▸ The request:
Output the records. Match them exactly.

▸ Input records:
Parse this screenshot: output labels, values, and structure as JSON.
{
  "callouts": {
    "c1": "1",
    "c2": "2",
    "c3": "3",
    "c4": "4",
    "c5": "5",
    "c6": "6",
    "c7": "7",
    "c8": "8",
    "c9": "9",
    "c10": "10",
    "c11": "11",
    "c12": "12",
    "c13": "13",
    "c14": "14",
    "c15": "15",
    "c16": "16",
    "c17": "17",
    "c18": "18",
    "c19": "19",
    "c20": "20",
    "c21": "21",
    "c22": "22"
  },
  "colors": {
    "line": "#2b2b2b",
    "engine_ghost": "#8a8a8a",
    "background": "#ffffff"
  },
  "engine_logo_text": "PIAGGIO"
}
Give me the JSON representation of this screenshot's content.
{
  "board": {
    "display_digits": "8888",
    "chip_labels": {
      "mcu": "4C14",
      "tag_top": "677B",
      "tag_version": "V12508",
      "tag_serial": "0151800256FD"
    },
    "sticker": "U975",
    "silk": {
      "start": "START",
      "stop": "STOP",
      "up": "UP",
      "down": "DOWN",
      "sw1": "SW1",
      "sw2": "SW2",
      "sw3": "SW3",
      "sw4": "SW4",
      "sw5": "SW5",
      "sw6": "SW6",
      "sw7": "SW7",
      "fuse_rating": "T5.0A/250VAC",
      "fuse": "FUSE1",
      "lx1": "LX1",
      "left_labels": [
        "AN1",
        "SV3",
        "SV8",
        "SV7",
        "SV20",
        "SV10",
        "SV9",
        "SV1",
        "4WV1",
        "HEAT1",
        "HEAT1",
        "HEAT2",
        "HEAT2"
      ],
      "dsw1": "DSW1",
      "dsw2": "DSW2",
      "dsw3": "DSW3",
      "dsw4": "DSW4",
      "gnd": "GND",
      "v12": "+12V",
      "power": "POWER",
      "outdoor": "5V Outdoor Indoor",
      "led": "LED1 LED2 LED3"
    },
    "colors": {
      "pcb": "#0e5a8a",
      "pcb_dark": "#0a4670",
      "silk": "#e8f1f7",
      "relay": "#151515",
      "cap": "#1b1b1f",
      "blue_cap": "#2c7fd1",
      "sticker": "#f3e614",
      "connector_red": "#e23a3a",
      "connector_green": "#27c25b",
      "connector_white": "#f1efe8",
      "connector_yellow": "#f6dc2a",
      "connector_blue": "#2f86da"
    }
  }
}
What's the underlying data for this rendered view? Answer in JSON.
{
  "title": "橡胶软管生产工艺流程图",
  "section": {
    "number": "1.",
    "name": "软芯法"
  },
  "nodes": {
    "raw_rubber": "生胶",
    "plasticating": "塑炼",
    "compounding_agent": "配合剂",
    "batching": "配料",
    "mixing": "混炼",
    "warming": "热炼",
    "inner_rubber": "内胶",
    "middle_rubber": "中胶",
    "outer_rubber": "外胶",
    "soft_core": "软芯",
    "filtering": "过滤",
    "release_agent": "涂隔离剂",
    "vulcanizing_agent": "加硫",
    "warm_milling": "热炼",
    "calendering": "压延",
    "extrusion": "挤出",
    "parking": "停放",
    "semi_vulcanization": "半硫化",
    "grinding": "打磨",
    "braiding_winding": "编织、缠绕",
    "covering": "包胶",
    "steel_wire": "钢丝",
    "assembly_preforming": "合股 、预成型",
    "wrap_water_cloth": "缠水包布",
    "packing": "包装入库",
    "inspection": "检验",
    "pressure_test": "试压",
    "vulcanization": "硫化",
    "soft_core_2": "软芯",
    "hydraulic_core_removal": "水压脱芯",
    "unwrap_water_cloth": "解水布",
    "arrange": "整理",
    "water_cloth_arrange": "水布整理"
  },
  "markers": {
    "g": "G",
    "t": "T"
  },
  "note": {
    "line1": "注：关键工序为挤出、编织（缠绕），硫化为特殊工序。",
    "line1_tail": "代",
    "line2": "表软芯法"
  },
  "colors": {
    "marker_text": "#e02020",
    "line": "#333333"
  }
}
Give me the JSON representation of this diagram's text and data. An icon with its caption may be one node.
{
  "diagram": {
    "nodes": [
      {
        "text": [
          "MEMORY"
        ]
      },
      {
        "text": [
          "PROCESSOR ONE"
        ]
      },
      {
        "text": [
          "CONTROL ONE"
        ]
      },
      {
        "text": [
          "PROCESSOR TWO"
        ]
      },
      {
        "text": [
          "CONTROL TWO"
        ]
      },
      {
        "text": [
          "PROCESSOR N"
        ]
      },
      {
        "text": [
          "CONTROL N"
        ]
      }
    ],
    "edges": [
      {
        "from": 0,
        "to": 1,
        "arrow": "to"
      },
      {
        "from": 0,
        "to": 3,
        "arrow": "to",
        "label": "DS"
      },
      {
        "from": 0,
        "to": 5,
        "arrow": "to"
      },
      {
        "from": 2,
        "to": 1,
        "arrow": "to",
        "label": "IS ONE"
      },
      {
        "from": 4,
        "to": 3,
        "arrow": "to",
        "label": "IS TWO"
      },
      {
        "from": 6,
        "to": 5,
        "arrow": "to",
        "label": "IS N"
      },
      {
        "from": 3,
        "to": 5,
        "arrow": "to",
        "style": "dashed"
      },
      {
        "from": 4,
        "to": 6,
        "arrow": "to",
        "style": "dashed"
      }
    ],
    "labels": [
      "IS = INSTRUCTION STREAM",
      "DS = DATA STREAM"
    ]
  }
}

▸ Right answer:
Parse this screenshot: output labels, values, and structure as JSON.
{
  "callouts": {
    "c1": "1",
    "c2": "2",
    "c3": "3",
    "c4": "4",
    "c5": "5",
    "c6": "6",
    "c7": "7",
    "c8": "8",
    "c9": "9",
    "c10": "10",
    "c11": "11",
    "c12": "12",
    "c13": "13",
    "c14": "14",
    "c15": "15",
    "c16": "16",
    "c17": "17",
    "c18": "18",
    "c19": "19",
    "c20": "20",
    "c21": "21",
    "c22": "22"
  },
  "colors": {
    "line": "#2b2b2b",
    "engine_ghost": "#8a8a8a",
    "background": "#ffffff"
  },
  "engine_logo_text": "PIAGGIO"
}
Give me the JSON representation of this screenshot's content.
{
  "board": {
    "display_digits": "8888",
    "chip_labels": {
      "mcu": "4C14",
      "tag_top": "677B",
      "tag_version": "V12508",
      "tag_serial": "0151800256FD"
    },
    "sticker": "U975",
    "silk": {
      "start": "START",
      "stop": "STOP",
      "up": "UP",
      "down": "DOWN",
      "sw1": "SW1",
      "sw2": "SW2",
      "sw3": "SW3",
      "sw4": "SW4",
      "sw5": "SW5",
      "sw6": "SW6",
      "sw7": "SW7",
      "fuse_rating": "T5.0A/250VAC",
      "fuse": "FUSE1",
      "lx1": "LX1",
      "left_labels": [
        "AN1",
        "SV3",
        "SV8",
        "SV7",
        "SV20",
        "SV10",
        "SV9",
        "SV1",
        "4WV1",
        "HEAT1",
        "HEAT1",
        "HEAT2",
        "HEAT2"
      ],
      "dsw1": "DSW1",
      "dsw2": "DSW2",
      "dsw3": "DSW3",
      "dsw4": "DSW4",
      "gnd": "GND",
      "v12": "+12V",
      "power": "POWER",
      "outdoor": "5V Outdoor Indoor",
      "led": "LED1 LED2 LED3"
    },
    "colors": {
      "pcb": "#0e5a8a",
      "pcb_dark": "#0a4670",
      "silk": "#e8f1f7",
      "relay": "#151515",
      "cap": "#1b1b1f",
      "blue_cap": "#2c7fd1",
      "sticker": "#f3e614",
      "connector_red": "#e23a3a",
      "connector_green": "#27c25b",
      "connector_white": "#f1efe8",
      "connector_yellow": "#f6dc2a",
      "connector_blue": "#2f86da"
    }
  }
}
What's the underlying data for this rendered view? Answer in JSON.
{
  "title": "橡胶软管生产工艺流程图",
  "section": {
    "number": "1.",
    "name": "软芯法"
  },
  "nodes": {
    "raw_rubber": "生胶",
    "plasticating": "塑炼",
    "compounding_agent": "配合剂",
    "batching": "配料",
    "mixing": "混炼",
    "warming": "热炼",
    "inner_rubber": "内胶",
    "middle_rubber": "中胶",
    "outer_rubber": "外胶",
    "soft_core": "软芯",
    "filtering": "过滤",
    "release_agent": "涂隔离剂",
    "vulcanizing_agent": "加硫",
    "warm_milling": "热炼",
    "calendering": "压延",
    "extrusion": "挤出",
    "parking": "停放",
    "semi_vulcanization": "半硫化",
    "grinding": "打磨",
    "braiding_winding": "编织、缠绕",
    "covering": "包胶",
    "steel_wire": "钢丝",
    "assembly_preforming": "合股 、预成型",
    "wrap_water_cloth": "缠水包布",
    "packing": "包装入库",
    "inspection": "检验",
    "pressure_test": "试压",
    "vulcanization": "硫化",
    "soft_core_2": "软芯",
    "hydraulic_core_removal": "水压脱芯",
    "unwrap_water_cloth": "解水布",
    "arrange": "整理",
    "water_cloth_arrange": "水布整理"
  },
  "markers": {
    "g": "G",
    "t": "T"
  },
  "note": {
    "line1": "注：关键工序为挤出、编织（缠绕），硫化为特殊工序。",
    "line1_tail": "代",
    "line2": "表软芯法"
  },
  "colors": {
    "marker_text": "#e02020",
    "line": "#333333"
  }
}
Give me the JSON representation of this diagram's text and data. An icon with its caption may be one node.
{
  "diagram": {
    "nodes": [
      {
        "text": [
          "MEMORY"
        ]
      },
      {
        "text": [
          "PROCESSOR ONE"
        ]
      },
      {
        "text": [
          "CONTROL ONE"
        ]
      },
      {
        "text": [
          "PROCESSOR TWO"
        ]
      },
      {
        "text": [
          "CONTROL TWO"
        ]
      },
      {
        "text": [
          "PROCESSOR N"
        ]
      },
      {
        "text": [
          "CONTROL N"
        ]
      }
    ],
    "edges": [
      {
        "from": 0,
        "to": 1,
        "arrow": "to"
      },
      {
        "from": 0,
        "to": 3,
        "arrow": "to",
        "label": "DS"
      },
      {
        "from": 0,
        "to": 5,
        "arrow": "to"
      },
      {
        "from": 2,
        "to": 1,
        "arrow": "to",
        "label": "IS ONE"
      },
      {
        "from": 4,
        "to": 3,
        "arrow": "to",
        "label": "IS TWO"
      },
      {
        "from": 6,
        "to": 5,
        "arrow": "to",
        "label": "IS N"
      },
      {
        "from": 3,
        "to": 5,
        "arrow": "to",
        "style": "dashed"
      },
      {
        "from": 4,
        "to": 6,
        "arrow": "to",
        "style": "dashed"
      }
    ],
    "labels": [
      "IS = INSTRUCTION STREAM",
      "DS = DATA STREAM"
    ]
  }
}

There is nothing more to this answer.